• _Data for review_
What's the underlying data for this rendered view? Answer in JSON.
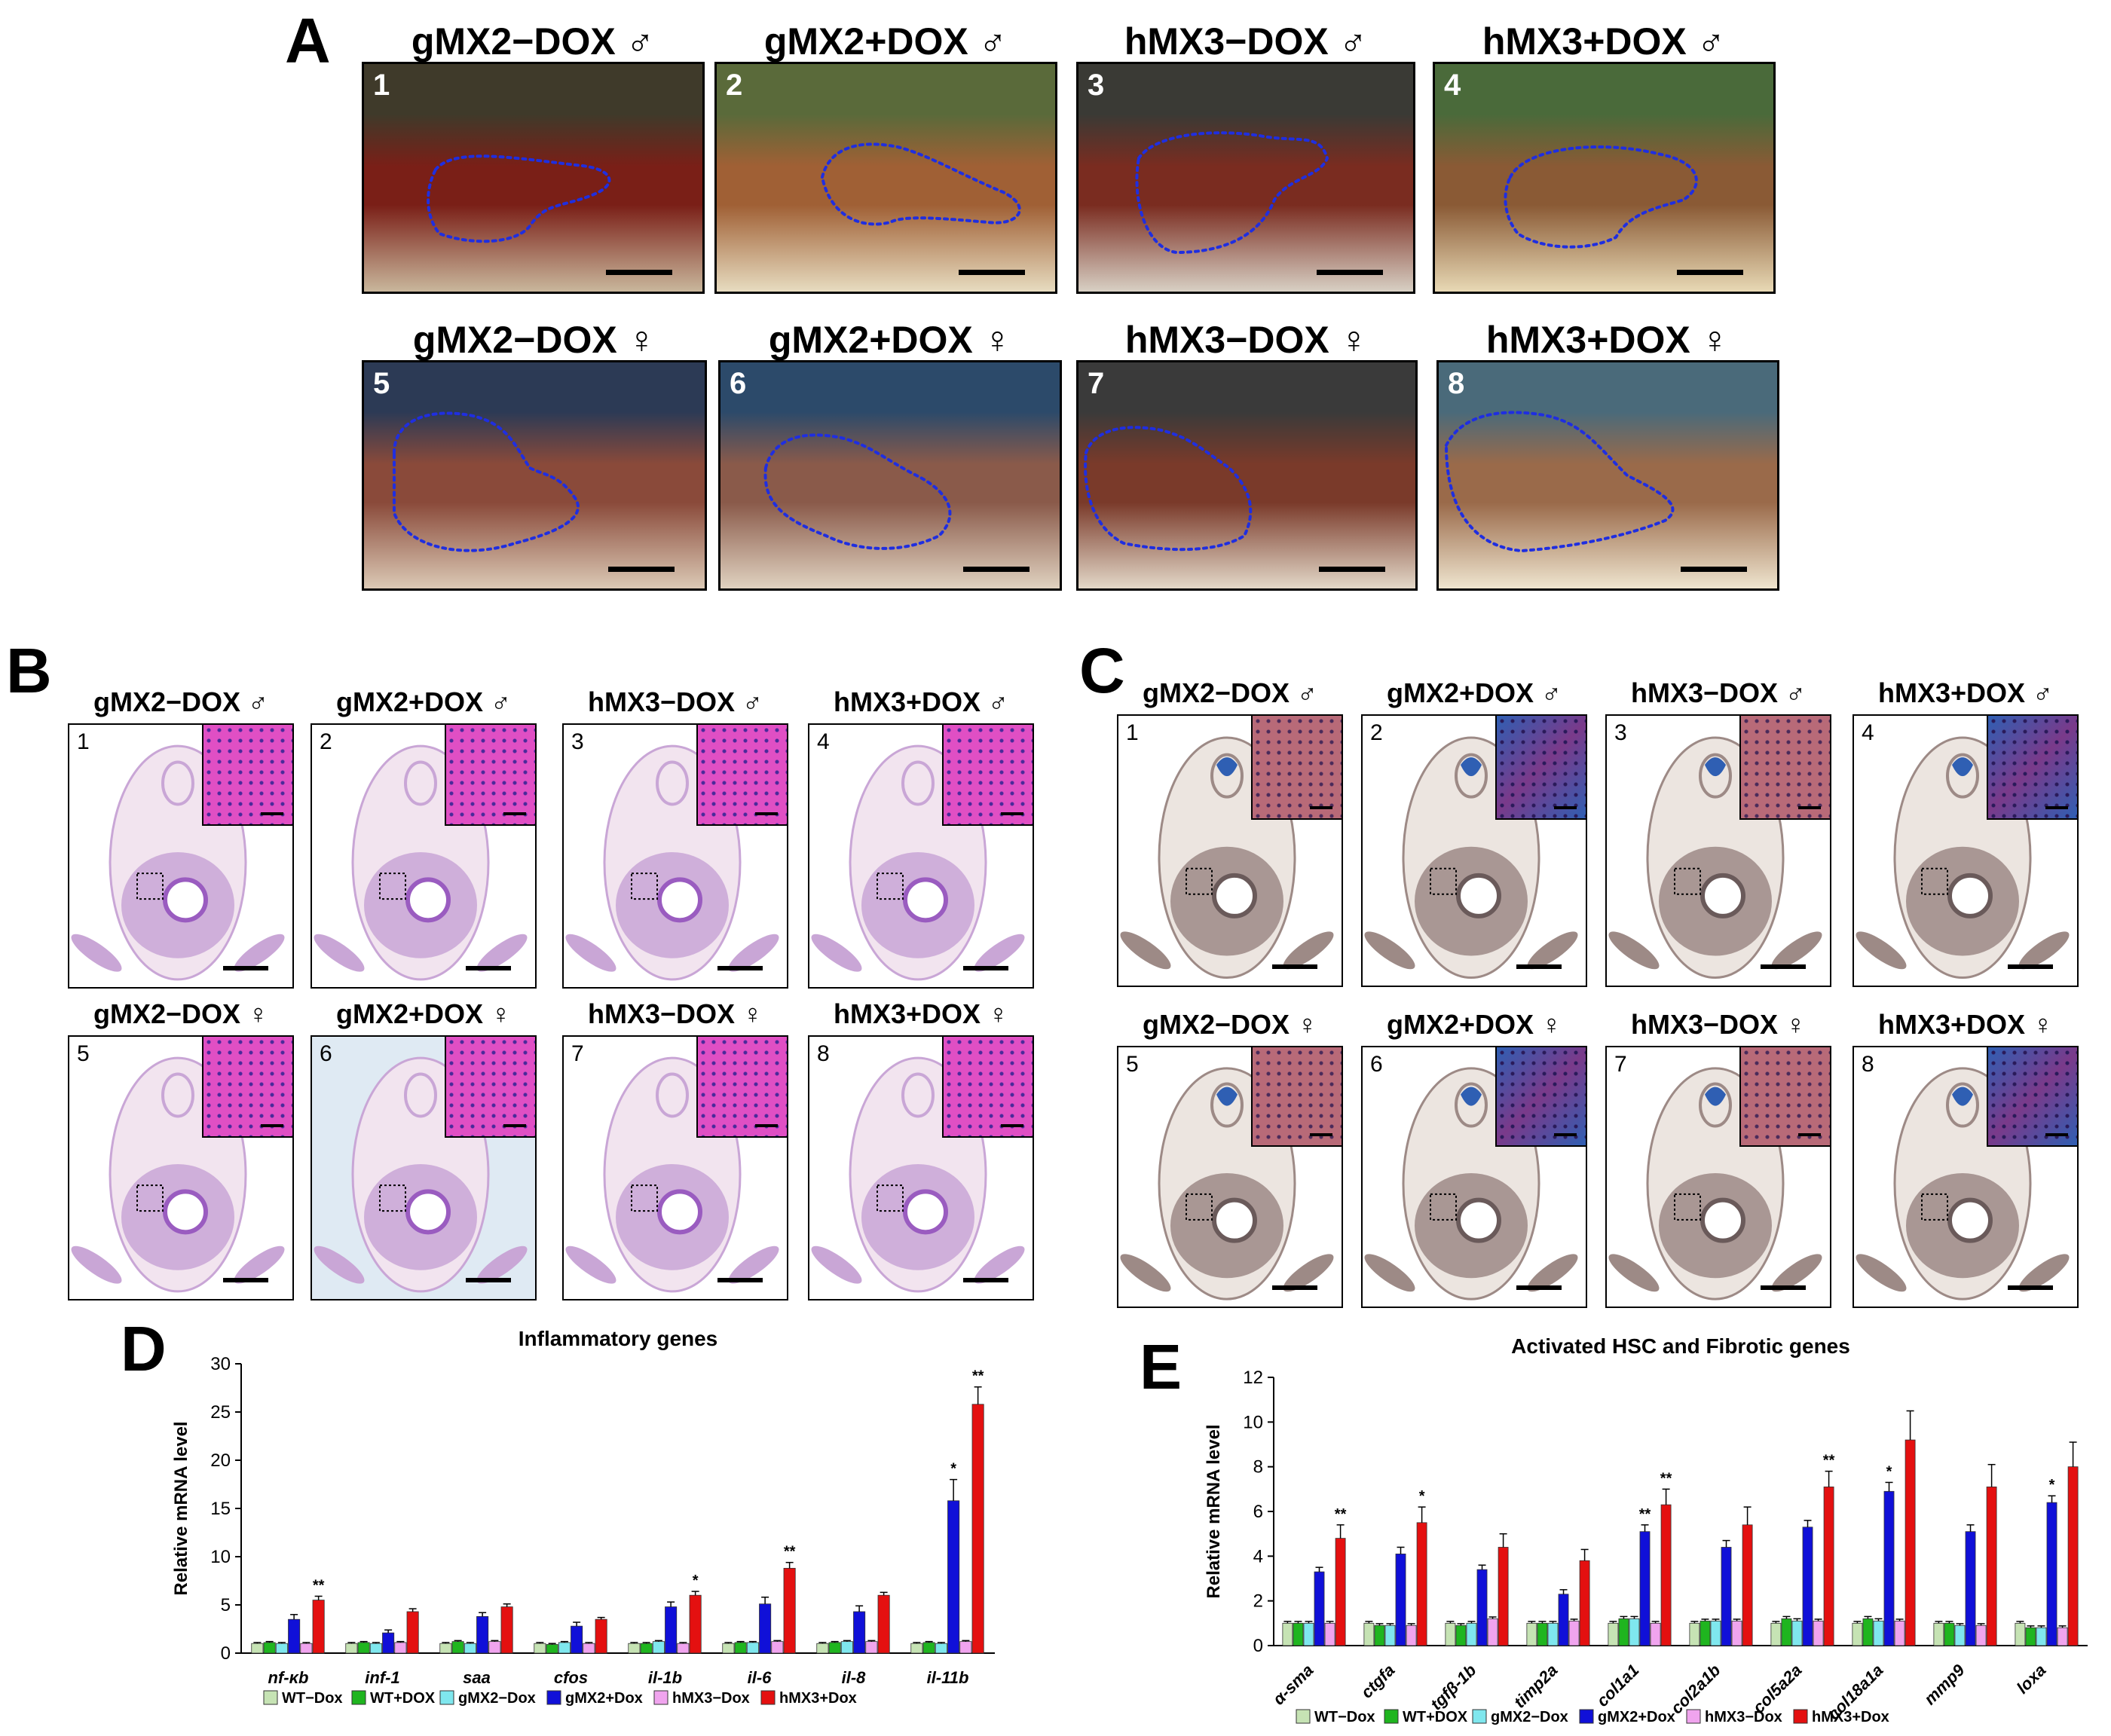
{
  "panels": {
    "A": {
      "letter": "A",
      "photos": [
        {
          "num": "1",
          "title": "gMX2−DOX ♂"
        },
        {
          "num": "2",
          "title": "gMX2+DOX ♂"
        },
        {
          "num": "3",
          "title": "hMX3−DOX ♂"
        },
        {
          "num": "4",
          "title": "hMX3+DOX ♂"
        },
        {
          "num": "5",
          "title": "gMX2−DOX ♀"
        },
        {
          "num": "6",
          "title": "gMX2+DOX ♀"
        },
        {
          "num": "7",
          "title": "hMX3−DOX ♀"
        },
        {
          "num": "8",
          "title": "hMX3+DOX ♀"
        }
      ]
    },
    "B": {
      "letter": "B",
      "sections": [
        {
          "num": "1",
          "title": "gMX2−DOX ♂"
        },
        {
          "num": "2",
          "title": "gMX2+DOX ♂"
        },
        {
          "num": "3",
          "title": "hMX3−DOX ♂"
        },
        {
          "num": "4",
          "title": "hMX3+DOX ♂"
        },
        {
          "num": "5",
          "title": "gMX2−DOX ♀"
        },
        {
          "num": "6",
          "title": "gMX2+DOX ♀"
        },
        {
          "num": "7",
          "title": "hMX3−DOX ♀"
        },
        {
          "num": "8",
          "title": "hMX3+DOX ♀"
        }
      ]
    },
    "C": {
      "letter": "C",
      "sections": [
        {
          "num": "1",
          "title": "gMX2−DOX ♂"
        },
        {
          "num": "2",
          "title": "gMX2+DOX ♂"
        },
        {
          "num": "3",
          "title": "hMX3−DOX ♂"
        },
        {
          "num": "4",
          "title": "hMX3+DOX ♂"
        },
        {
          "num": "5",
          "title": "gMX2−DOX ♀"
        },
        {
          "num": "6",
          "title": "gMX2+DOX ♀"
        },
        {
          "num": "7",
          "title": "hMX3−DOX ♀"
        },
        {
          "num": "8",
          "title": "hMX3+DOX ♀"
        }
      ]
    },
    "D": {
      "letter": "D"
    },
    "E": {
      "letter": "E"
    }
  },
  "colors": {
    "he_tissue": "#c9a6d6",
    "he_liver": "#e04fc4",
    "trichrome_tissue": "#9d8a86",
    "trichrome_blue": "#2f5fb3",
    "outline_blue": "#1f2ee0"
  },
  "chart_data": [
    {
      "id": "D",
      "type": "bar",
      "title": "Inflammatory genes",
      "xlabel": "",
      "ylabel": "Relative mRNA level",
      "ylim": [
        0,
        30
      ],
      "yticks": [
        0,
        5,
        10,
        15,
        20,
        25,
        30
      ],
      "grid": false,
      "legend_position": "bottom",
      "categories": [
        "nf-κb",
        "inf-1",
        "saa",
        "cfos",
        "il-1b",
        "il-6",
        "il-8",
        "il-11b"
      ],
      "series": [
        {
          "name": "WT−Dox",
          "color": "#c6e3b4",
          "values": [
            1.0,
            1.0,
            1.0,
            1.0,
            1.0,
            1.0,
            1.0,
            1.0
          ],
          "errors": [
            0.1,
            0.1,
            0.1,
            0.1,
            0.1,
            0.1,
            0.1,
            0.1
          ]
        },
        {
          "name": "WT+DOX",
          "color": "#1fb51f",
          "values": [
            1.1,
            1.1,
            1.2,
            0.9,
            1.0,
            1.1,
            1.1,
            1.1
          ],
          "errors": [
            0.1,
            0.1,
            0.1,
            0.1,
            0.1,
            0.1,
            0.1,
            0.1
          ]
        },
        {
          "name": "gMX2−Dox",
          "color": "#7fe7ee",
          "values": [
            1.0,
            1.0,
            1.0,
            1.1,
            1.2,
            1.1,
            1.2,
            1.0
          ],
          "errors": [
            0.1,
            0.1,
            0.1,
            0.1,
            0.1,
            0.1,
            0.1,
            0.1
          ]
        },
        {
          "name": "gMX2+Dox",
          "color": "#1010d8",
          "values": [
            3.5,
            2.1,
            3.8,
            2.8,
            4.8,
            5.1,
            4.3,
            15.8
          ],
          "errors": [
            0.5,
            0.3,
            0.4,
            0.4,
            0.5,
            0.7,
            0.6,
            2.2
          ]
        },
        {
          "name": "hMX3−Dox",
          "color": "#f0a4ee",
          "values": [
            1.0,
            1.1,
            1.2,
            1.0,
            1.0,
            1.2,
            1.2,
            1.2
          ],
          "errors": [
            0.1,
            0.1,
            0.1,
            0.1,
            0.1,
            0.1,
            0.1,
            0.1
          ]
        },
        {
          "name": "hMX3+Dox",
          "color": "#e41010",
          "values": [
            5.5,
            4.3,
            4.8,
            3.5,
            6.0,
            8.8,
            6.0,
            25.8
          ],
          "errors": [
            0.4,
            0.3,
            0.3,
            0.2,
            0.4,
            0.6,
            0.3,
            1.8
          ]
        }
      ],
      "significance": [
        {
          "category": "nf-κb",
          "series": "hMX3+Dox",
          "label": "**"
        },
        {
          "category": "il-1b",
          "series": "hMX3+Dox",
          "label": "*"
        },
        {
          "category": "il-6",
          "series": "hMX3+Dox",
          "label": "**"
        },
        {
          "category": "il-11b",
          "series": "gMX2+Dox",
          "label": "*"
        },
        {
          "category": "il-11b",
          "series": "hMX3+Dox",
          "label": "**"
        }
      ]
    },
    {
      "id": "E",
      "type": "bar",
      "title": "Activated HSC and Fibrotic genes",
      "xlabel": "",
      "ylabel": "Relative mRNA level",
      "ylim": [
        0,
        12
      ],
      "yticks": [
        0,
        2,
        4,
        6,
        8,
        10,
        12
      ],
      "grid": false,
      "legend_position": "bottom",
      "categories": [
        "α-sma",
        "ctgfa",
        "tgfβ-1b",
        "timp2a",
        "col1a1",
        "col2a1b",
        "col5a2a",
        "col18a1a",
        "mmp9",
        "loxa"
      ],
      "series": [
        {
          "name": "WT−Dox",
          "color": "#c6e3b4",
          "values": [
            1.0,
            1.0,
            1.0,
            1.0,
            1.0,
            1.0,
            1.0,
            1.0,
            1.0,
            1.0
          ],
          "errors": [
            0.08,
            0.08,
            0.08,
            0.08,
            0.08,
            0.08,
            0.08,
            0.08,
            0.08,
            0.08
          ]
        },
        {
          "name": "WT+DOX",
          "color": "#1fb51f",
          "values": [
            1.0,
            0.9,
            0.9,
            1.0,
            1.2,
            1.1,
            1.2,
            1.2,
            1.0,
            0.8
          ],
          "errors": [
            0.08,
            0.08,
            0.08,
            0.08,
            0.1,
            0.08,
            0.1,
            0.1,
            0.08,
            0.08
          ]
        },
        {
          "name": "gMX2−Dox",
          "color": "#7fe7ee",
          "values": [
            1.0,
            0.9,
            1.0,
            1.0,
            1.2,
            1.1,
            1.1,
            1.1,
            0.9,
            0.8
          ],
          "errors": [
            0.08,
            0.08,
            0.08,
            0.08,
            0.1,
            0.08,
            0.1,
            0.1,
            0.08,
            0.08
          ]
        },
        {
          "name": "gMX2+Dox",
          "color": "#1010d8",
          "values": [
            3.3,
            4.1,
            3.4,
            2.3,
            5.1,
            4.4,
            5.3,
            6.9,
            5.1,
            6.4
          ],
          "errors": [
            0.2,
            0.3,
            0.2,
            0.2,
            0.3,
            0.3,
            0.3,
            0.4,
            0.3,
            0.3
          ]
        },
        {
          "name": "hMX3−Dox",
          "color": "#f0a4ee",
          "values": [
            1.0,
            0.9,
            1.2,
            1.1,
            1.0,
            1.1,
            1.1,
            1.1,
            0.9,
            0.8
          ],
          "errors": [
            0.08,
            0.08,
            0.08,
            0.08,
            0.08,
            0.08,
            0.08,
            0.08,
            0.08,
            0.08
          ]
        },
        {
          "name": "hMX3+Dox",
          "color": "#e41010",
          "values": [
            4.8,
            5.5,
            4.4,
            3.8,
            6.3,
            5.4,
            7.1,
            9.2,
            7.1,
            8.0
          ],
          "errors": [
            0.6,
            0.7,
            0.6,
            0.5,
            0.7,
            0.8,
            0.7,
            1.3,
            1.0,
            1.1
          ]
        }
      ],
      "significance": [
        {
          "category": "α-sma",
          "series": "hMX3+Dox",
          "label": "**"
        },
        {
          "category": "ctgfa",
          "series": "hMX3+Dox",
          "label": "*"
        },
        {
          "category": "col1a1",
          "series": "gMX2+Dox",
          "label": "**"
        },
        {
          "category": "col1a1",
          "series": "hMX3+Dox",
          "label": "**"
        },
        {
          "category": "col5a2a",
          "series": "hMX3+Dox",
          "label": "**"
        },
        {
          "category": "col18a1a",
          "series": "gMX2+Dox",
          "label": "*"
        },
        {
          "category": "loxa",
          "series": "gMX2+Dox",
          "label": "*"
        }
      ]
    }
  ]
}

• _What to do_
When the word "genes" turns up on a line of the material above, copy that line.

• _Answer_
      "title": "Inflammatory genes",
      "title": "Activated HSC and Fibrotic genes",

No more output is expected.